-- Start Recorded information --
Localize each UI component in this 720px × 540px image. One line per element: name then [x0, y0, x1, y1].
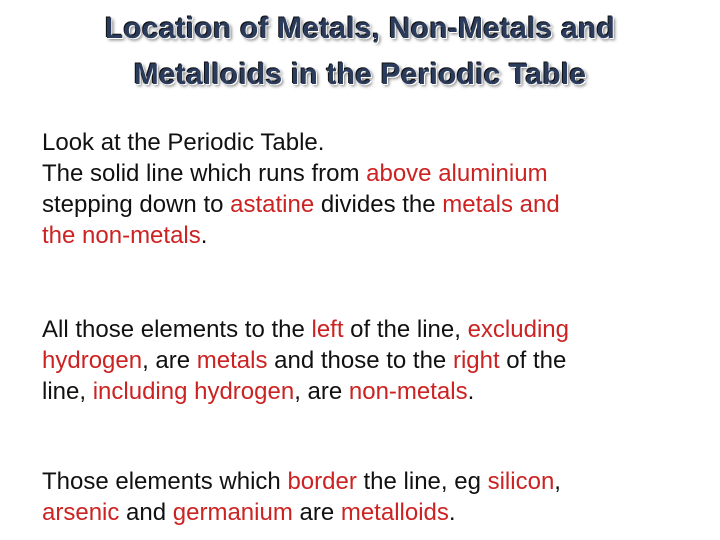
highlight-the-non-metals: the non-metals [42, 222, 201, 249]
highlight-silicon: silicon [487, 468, 555, 495]
text-segment: of the [499, 347, 567, 374]
paragraph-1-line-4 [42, 220, 682, 251]
paragraph-2-line-1 [42, 314, 682, 345]
paragraph-metals-definition [42, 314, 682, 407]
title-line-1: Location of Metals, Non-Metals and [104, 12, 616, 45]
text-segment: The solid line which runs from [42, 160, 367, 187]
highlight-metals: metals [196, 347, 268, 374]
text-segment: are [292, 499, 341, 526]
title-line-2: Metalloids in the Periodic Table [133, 58, 587, 91]
text-segment: line, [42, 378, 93, 405]
paragraph-1-line-3 [42, 189, 682, 220]
text-segment: and [119, 499, 173, 526]
highlight-metals-and: metals and [442, 191, 560, 218]
highlight-hydrogen: hydrogen [42, 347, 143, 374]
text-segment: the line, eg [356, 468, 488, 495]
highlight-germanium: germanium [172, 499, 293, 526]
text-segment: and those to the [267, 347, 453, 374]
text-segment: . [200, 222, 208, 249]
text-segment: of the line, [343, 316, 468, 343]
paragraph-1-line-1 [42, 127, 682, 158]
paragraph-periodic-line [42, 127, 682, 251]
text-segment: Look at the Periodic Table. [42, 129, 325, 156]
text-segment: , are [294, 378, 349, 405]
paragraph-2-line-3 [42, 376, 682, 407]
highlight-metalloids: metalloids [340, 499, 449, 526]
text-segment: , [554, 468, 561, 495]
slide-title [20, 6, 700, 98]
paragraph-metalloids-definition [42, 466, 682, 528]
text-segment: stepping down to [42, 191, 231, 218]
highlight-border: border [287, 468, 357, 495]
text-segment: Those elements which [42, 468, 288, 495]
text-segment: , are [142, 347, 197, 374]
paragraph-3-line-2 [42, 497, 682, 528]
paragraph-2-line-2 [42, 345, 682, 376]
highlight-including-hydrogen: including hydrogen [92, 378, 295, 405]
paragraph-1-line-2 [42, 158, 682, 189]
highlight-astatine: astatine [230, 191, 315, 218]
highlight-arsenic: arsenic [42, 499, 120, 526]
text-segment: . [448, 499, 456, 526]
text-segment: . [467, 378, 475, 405]
text-segment: divides the [314, 191, 443, 218]
paragraph-3-line-1 [42, 466, 682, 497]
highlight-excluding: excluding [467, 316, 569, 343]
highlight-left: left [311, 316, 344, 343]
highlight-non-metals: non-metals [348, 378, 468, 405]
highlight-above-aluminium: above aluminium [366, 160, 548, 187]
text-segment: All those elements to the [42, 316, 312, 343]
highlight-right: right [452, 347, 500, 374]
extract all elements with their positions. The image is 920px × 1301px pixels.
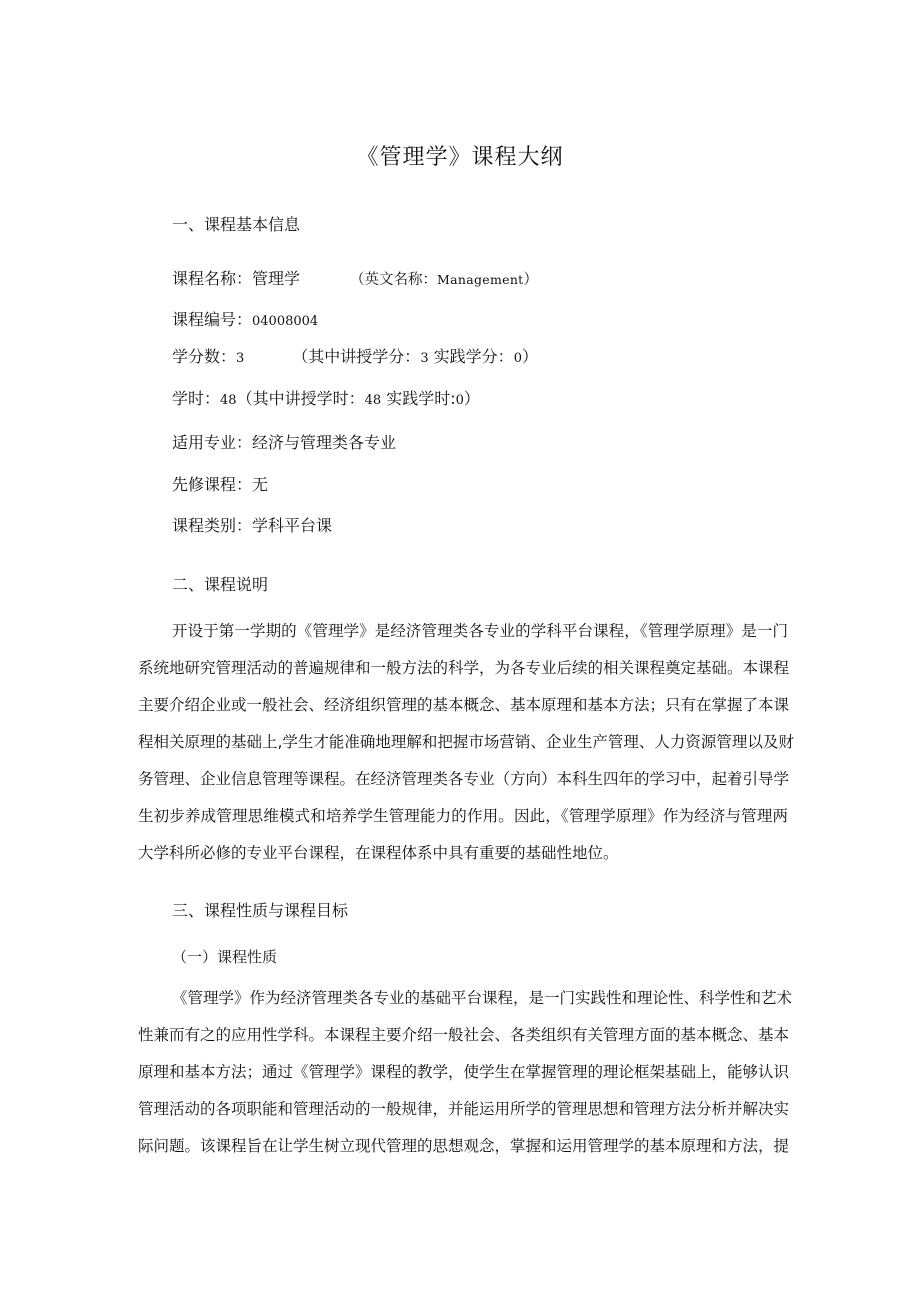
-- End Recorded information --
To do
Update the lines starting at the one that contains "highlight-the-non-metals: the non-metals" and ending at the one that contains "text-segment: are [292, 499, 341, 526]" by replacing "text-segment" with "text-span", leaving all else unchanged. Give only those lines.

Solution
highlight-the-non-metals: the non-metals [42, 222, 201, 249]
highlight-silicon: silicon [487, 468, 555, 495]
text-span: of the [499, 347, 567, 374]
paragraph-1-line-4 [42, 220, 682, 251]
paragraph-2-line-1 [42, 314, 682, 345]
paragraph-metals-definition [42, 314, 682, 407]
title-line-1: Location of Metals, Non-Metals and [104, 12, 616, 45]
text-span: The solid line which runs from [42, 160, 367, 187]
highlight-metals: metals [196, 347, 268, 374]
text-span: are [292, 499, 341, 526]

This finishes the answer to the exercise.